_What you will do_. Each line below should be retyped exactly, with no pictures.

⟨

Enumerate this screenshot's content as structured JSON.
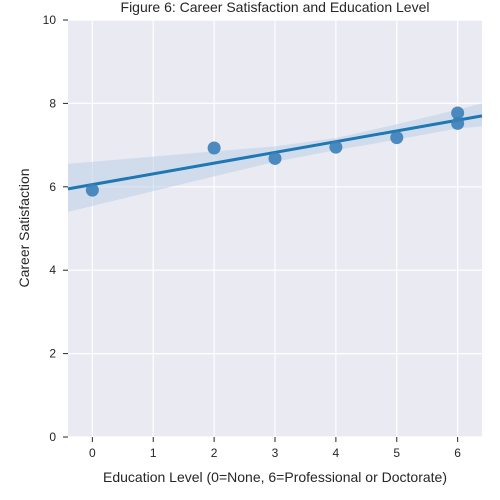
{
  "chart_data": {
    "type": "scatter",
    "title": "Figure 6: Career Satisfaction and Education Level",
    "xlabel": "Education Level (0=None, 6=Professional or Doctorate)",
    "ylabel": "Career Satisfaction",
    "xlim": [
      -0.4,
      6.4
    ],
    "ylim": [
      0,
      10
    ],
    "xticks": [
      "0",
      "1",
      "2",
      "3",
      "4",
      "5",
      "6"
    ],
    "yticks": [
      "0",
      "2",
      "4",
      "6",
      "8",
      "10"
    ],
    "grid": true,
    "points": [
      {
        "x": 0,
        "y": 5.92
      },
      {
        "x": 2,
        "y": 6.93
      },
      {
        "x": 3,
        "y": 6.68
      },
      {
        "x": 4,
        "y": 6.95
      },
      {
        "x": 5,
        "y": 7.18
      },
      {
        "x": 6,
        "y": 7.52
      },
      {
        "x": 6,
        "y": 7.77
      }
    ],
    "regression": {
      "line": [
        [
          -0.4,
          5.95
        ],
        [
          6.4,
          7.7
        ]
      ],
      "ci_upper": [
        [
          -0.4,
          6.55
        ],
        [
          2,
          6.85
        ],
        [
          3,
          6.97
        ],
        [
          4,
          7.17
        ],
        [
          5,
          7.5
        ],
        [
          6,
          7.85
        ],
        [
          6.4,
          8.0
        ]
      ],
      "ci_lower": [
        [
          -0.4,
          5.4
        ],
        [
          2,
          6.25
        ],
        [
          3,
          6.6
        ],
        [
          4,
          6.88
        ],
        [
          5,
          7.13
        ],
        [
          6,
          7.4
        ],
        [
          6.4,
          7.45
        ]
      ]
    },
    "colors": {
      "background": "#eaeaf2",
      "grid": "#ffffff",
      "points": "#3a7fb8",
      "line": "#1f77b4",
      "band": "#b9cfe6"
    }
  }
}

⟩

_Written response_.
Enumerate this screenshot's content as structured JSON.
{
  "chart_data": {
    "type": "scatter",
    "title": "Figure 6: Career Satisfaction and Education Level",
    "xlabel": "Education Level (0=None, 6=Professional or Doctorate)",
    "ylabel": "Career Satisfaction",
    "xlim": [
      -0.4,
      6.4
    ],
    "ylim": [
      0,
      10
    ],
    "xticks": [
      "0",
      "1",
      "2",
      "3",
      "4",
      "5",
      "6"
    ],
    "yticks": [
      "0",
      "2",
      "4",
      "6",
      "8",
      "10"
    ],
    "grid": true,
    "points": [
      {
        "x": 0,
        "y": 5.92
      },
      {
        "x": 2,
        "y": 6.93
      },
      {
        "x": 3,
        "y": 6.68
      },
      {
        "x": 4,
        "y": 6.95
      },
      {
        "x": 5,
        "y": 7.18
      },
      {
        "x": 6,
        "y": 7.52
      },
      {
        "x": 6,
        "y": 7.77
      }
    ],
    "regression": {
      "line": [
        [
          -0.4,
          5.95
        ],
        [
          6.4,
          7.7
        ]
      ],
      "ci_upper": [
        [
          -0.4,
          6.55
        ],
        [
          2,
          6.85
        ],
        [
          3,
          6.97
        ],
        [
          4,
          7.17
        ],
        [
          5,
          7.5
        ],
        [
          6,
          7.85
        ],
        [
          6.4,
          8.0
        ]
      ],
      "ci_lower": [
        [
          -0.4,
          5.4
        ],
        [
          2,
          6.25
        ],
        [
          3,
          6.6
        ],
        [
          4,
          6.88
        ],
        [
          5,
          7.13
        ],
        [
          6,
          7.4
        ],
        [
          6.4,
          7.45
        ]
      ]
    },
    "colors": {
      "background": "#eaeaf2",
      "grid": "#ffffff",
      "points": "#3a7fb8",
      "line": "#1f77b4",
      "band": "#b9cfe6"
    }
  }
}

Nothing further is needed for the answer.